Task prompt:
Which lines of the records contain "بانک"? Collect every one of them.

[Data records]
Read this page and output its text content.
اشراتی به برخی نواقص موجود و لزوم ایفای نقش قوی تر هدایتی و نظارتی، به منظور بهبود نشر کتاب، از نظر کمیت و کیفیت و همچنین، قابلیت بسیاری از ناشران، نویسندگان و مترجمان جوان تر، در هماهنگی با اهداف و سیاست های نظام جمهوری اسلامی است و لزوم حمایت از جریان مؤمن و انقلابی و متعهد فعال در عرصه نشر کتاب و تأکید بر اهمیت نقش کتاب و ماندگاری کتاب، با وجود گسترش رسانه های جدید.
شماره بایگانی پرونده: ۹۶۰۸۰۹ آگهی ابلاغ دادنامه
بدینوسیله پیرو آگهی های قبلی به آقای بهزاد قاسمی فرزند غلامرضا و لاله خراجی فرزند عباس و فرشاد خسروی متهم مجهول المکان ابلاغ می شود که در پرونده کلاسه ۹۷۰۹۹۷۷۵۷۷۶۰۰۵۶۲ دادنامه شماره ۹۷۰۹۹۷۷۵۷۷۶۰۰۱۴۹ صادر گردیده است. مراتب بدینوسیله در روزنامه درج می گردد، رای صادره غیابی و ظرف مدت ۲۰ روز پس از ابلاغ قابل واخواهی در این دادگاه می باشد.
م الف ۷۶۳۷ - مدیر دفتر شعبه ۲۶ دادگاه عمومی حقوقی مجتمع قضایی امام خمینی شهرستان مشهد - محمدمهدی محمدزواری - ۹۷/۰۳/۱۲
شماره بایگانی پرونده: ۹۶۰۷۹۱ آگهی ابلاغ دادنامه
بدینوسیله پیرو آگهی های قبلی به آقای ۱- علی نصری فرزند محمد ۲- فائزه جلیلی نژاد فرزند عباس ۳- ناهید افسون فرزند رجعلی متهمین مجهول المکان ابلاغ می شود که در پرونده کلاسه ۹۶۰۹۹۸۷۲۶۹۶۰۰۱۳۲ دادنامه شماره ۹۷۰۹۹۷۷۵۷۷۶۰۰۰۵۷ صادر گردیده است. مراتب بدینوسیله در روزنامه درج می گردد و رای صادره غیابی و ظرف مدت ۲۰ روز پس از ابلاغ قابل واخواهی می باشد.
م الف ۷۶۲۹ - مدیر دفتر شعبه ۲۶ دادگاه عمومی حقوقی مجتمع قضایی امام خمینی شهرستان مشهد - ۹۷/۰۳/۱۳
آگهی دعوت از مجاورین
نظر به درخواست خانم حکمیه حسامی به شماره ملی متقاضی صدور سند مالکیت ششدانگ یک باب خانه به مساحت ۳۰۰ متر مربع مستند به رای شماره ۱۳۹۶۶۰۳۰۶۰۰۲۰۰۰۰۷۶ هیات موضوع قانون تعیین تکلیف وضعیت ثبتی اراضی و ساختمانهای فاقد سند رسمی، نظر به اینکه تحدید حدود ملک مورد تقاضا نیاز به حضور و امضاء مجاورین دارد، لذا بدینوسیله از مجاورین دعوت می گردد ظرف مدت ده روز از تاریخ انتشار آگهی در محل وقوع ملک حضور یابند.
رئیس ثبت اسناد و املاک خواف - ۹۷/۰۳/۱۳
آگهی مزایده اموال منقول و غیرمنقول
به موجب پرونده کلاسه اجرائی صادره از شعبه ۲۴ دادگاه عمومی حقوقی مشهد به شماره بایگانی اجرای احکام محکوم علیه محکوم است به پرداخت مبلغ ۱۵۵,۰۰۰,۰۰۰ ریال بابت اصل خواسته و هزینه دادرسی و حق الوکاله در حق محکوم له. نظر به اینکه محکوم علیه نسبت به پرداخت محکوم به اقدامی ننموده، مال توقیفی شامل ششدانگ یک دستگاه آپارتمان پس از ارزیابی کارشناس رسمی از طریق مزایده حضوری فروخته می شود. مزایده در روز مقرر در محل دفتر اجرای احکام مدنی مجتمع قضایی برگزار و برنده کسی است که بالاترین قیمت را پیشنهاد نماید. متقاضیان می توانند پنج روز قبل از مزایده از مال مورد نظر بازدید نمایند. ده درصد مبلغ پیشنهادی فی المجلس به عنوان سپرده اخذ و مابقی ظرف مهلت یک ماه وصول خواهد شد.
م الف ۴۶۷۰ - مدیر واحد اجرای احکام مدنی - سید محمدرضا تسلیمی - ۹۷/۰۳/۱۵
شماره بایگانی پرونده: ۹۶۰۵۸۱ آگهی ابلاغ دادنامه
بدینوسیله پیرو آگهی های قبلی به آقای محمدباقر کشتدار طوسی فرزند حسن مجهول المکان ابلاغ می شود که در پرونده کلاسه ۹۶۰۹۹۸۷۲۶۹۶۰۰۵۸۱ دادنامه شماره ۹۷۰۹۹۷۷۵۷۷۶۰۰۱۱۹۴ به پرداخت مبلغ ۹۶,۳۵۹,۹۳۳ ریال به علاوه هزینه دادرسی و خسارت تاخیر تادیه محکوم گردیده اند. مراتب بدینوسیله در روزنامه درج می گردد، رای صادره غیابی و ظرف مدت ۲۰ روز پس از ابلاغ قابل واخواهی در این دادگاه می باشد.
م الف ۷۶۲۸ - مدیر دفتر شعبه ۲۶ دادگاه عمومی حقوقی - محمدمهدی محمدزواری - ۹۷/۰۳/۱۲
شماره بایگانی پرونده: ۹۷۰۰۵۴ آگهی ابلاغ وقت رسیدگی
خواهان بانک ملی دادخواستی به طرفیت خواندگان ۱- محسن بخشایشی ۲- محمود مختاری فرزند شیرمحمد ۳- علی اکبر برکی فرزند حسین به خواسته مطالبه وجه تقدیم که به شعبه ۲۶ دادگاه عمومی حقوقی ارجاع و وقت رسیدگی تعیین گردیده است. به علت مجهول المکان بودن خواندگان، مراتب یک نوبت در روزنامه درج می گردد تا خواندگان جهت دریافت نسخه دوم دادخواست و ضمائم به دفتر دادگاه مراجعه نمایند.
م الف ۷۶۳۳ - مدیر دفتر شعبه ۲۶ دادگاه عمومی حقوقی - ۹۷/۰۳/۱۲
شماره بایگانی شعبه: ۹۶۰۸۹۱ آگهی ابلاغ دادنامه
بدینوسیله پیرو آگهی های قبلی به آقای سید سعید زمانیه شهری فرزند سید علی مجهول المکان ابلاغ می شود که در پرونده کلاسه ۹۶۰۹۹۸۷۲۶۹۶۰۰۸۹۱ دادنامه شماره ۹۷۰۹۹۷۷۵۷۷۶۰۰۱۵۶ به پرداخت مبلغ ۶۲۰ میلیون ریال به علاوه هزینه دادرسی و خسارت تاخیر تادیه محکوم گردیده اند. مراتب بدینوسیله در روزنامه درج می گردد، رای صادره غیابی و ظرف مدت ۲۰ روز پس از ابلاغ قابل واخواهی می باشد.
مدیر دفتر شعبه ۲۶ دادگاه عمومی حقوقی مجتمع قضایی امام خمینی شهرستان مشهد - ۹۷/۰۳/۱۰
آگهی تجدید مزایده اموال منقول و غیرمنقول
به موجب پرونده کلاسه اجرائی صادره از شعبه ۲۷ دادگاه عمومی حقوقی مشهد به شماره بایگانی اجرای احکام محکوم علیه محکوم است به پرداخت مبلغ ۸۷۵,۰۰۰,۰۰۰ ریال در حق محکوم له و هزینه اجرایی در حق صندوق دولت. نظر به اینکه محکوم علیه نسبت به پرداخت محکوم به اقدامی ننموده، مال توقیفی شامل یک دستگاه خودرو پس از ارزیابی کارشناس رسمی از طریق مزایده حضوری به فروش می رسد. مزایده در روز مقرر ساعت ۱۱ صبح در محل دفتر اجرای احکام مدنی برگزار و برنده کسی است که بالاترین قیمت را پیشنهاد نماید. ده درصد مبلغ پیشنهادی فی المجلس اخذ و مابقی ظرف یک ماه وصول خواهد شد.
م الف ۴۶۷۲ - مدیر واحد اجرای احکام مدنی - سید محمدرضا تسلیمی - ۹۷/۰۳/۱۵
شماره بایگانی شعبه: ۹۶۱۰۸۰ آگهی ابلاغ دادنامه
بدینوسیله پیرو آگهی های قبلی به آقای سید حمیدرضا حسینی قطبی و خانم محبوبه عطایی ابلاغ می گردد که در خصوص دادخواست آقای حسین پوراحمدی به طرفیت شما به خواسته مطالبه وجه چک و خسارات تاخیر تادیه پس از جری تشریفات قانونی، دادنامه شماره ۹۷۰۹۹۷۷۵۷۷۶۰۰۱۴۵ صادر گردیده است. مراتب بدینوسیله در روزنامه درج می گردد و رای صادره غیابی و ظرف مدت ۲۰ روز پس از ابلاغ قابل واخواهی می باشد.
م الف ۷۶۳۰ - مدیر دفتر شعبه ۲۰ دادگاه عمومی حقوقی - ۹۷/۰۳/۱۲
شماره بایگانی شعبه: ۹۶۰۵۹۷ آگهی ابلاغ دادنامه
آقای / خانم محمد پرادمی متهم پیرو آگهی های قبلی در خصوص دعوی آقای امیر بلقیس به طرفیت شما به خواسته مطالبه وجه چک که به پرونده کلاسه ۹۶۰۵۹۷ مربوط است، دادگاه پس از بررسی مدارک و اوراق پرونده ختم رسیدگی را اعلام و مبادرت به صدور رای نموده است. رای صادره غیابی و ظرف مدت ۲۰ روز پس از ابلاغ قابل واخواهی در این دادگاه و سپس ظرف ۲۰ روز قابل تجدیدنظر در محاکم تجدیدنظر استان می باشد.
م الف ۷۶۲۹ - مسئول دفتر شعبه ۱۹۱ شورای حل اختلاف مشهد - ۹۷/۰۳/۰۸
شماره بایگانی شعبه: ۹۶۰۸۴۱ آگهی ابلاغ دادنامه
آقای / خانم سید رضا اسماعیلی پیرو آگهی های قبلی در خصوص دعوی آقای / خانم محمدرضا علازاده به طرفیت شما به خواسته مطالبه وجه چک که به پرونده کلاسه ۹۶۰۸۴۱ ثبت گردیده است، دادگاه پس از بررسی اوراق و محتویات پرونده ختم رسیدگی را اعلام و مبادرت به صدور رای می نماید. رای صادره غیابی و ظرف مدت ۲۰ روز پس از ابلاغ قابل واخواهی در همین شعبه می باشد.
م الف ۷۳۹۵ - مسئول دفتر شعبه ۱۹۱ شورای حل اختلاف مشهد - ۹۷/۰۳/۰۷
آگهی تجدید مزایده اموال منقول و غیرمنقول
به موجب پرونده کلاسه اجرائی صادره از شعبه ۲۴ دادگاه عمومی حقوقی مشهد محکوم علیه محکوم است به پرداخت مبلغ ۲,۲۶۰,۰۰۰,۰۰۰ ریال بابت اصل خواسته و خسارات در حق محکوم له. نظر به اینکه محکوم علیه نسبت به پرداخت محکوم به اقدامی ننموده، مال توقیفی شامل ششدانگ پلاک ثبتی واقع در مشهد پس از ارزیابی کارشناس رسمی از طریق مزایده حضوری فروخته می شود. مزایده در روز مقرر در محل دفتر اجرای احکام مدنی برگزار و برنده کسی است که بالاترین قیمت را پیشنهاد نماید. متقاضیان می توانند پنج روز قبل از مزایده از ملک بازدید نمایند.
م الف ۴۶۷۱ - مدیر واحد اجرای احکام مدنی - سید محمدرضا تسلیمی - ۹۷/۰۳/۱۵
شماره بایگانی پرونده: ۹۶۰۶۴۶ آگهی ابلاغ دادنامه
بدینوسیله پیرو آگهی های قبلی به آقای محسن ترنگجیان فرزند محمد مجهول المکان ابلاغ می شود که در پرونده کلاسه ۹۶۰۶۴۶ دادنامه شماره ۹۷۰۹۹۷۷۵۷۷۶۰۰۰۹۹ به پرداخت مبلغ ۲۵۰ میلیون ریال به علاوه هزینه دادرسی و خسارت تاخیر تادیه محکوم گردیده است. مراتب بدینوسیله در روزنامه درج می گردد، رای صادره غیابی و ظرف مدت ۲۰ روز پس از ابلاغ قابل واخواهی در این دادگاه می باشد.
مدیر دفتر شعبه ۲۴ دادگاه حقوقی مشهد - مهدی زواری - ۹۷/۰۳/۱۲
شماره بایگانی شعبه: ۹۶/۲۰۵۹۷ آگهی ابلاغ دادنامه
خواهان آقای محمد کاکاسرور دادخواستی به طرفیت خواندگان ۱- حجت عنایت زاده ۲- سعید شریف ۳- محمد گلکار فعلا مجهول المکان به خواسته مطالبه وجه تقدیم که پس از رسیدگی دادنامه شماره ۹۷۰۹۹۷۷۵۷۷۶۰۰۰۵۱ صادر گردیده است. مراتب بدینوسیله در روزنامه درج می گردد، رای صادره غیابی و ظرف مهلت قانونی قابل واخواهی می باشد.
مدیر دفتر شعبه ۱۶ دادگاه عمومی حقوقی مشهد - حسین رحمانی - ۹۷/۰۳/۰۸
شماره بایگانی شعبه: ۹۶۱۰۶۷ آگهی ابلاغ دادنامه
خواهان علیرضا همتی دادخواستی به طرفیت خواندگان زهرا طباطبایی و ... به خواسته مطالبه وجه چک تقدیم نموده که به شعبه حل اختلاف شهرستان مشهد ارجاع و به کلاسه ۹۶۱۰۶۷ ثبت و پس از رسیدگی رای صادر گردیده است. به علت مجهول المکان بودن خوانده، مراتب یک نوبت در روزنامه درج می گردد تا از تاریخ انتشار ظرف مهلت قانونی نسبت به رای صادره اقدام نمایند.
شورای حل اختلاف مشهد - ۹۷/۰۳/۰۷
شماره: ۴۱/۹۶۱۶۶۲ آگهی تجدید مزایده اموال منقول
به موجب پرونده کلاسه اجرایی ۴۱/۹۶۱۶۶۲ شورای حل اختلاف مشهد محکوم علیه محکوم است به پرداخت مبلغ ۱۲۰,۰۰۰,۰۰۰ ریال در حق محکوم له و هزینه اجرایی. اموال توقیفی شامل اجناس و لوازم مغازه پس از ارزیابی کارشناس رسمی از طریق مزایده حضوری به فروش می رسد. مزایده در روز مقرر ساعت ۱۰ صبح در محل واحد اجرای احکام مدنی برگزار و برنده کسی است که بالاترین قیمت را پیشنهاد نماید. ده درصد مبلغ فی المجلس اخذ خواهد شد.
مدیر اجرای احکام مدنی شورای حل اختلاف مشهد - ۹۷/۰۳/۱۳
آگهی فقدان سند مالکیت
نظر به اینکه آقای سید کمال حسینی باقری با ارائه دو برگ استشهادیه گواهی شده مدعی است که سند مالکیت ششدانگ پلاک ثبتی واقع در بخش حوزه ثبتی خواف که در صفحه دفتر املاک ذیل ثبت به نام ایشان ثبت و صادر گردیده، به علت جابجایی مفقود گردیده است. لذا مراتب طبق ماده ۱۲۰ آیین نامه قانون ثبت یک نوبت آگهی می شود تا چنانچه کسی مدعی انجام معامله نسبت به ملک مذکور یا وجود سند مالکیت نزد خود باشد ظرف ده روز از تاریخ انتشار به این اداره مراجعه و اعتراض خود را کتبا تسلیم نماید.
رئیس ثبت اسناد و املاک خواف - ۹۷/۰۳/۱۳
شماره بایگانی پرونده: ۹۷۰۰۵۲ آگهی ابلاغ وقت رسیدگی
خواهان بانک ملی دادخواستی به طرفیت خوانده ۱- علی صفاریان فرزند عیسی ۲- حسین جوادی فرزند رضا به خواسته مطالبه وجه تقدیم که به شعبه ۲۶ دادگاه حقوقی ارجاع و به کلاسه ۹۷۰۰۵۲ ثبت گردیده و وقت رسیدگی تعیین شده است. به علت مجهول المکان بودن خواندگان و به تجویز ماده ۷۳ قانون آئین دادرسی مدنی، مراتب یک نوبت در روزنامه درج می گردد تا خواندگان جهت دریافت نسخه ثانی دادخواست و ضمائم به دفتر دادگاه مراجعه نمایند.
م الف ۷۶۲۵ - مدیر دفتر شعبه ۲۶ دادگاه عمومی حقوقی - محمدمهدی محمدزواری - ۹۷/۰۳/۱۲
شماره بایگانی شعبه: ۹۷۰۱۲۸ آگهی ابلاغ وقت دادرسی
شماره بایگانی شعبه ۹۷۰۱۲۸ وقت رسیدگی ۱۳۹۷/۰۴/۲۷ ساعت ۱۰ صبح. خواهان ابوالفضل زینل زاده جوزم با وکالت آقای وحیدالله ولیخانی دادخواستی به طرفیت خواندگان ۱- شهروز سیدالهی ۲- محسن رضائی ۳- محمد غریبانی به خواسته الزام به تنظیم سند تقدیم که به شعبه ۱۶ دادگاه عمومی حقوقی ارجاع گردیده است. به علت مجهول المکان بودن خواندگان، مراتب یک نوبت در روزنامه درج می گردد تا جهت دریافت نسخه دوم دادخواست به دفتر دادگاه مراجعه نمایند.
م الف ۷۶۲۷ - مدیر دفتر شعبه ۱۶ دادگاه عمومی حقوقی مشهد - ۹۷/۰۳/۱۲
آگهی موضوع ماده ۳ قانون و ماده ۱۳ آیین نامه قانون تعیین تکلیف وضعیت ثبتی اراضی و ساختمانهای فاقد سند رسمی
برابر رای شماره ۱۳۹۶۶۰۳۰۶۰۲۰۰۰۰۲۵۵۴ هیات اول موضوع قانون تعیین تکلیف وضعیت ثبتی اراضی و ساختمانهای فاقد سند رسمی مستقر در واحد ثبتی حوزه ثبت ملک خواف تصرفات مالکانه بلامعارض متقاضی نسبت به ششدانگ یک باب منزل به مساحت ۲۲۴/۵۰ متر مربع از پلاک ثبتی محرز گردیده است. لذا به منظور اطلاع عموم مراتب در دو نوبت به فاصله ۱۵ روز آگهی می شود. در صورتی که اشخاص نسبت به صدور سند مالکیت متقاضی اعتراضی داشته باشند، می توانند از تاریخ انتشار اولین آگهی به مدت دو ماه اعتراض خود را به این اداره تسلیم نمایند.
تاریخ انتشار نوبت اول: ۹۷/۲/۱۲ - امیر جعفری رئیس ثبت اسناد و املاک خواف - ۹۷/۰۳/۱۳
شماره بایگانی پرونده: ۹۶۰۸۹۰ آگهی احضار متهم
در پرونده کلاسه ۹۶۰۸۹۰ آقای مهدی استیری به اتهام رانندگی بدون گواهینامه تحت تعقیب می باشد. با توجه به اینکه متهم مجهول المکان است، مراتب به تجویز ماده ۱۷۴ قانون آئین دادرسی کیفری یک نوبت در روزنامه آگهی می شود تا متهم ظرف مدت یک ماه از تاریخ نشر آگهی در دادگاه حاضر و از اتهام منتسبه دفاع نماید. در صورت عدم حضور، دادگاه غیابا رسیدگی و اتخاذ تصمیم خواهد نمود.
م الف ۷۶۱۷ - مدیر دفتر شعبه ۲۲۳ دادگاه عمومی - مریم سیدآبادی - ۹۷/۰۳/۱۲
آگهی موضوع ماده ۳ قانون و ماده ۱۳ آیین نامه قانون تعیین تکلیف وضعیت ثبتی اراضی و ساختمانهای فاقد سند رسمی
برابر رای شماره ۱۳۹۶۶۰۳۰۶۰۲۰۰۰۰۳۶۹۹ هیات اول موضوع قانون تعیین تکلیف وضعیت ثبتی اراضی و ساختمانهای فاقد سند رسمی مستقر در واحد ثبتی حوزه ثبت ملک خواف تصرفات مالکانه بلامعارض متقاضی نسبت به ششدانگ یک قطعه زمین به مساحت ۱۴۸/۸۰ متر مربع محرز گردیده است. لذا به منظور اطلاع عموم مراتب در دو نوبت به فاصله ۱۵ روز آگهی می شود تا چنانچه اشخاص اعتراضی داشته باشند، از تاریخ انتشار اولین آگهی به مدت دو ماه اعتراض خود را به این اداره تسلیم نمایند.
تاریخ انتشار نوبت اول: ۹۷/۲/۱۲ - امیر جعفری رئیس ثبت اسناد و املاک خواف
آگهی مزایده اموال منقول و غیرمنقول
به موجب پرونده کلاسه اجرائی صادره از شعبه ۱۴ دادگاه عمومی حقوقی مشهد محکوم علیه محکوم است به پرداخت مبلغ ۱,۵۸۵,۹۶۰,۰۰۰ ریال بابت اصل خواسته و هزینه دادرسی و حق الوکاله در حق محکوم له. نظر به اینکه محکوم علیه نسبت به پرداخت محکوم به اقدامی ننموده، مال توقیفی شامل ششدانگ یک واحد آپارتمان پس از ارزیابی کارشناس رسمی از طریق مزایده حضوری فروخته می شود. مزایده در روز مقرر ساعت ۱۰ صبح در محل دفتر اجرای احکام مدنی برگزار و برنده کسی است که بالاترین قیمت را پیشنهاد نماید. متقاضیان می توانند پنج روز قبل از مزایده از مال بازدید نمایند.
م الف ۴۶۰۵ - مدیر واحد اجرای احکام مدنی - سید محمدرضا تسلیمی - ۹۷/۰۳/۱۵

Written solution:
خواهان بانک ملی دادخواستی به طرفیت خواندگان ۱- محسن بخشایشی ۲- محمود مختاری فرزند شیرمحمد ۳- علی اکبر برکی فرزند حسین به خواسته مطالبه وجه تقدیم که به شعبه ۲۶ دادگاه عمومی حقوقی ارجاع و وقت رسیدگی تعیین گردیده است. به علت مجهول المکان بودن خواندگان، مراتب یک نوبت در روزنامه درج می گردد تا خواندگان جهت دریافت نسخه دوم دادخواست و ضمائم به دفتر دادگاه مراجعه نمایند.
خواهان بانک ملی دادخواستی به طرفیت خوانده ۱- علی صفاریان فرزند عیسی ۲- حسین جوادی فرزند رضا به خواسته مطالبه وجه تقدیم که به شعبه ۲۶ دادگاه حقوقی ارجاع و به کلاسه ۹۷۰۰۵۲ ثبت گردیده و وقت رسیدگی تعیین شده است. به علت مجهول المکان بودن خواندگان و به تجویز ماده ۷۳ قانون آئین دادرسی مدنی، مراتب یک نوبت در روزنامه درج می گردد تا خواندگان جهت دریافت نسخه ثانی دادخواست و ضمائم به دفتر دادگاه مراجعه نمایند.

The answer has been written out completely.